**Brief**:
In the material below, find all lines with the string "fils" and copy them.
---
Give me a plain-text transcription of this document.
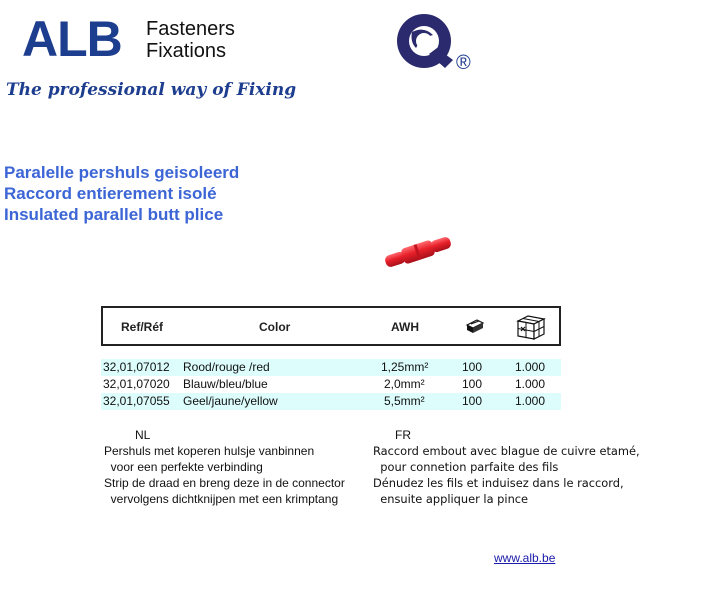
ALB Fasteners
Fixations
®
The professional way of Fixing
Paralelle pershuls geisoleerd
Raccord entierement isolé
Insulated parallel butt plice
Ref/Réf	Color	AWH
32,01,07012 Rood/rouge /red	1,25mm²	100	1.000
32,01,07020 Blauw/bleu/blue	2,0mm²	100	1.000
32,01,07055 Geel/jaune/yellow	5,5mm²	100	1.000
NL	FR
Pershuls met koperen hulsje vanbinnen
voor een perfekte verbinding
Strip de draad en breng deze in de connector
vervolgens dichtknijpen met een krimptang
Raccord embout avec blague de cuivre etamé,
pour connetion parfaite des fils
Dénudez les fils et induisez dans le raccord,
ensuite appliquer la pince
www.alb.be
---
**Result below**:
pour connetion parfaite des fils
Dénudez les fils et induisez dans le raccord,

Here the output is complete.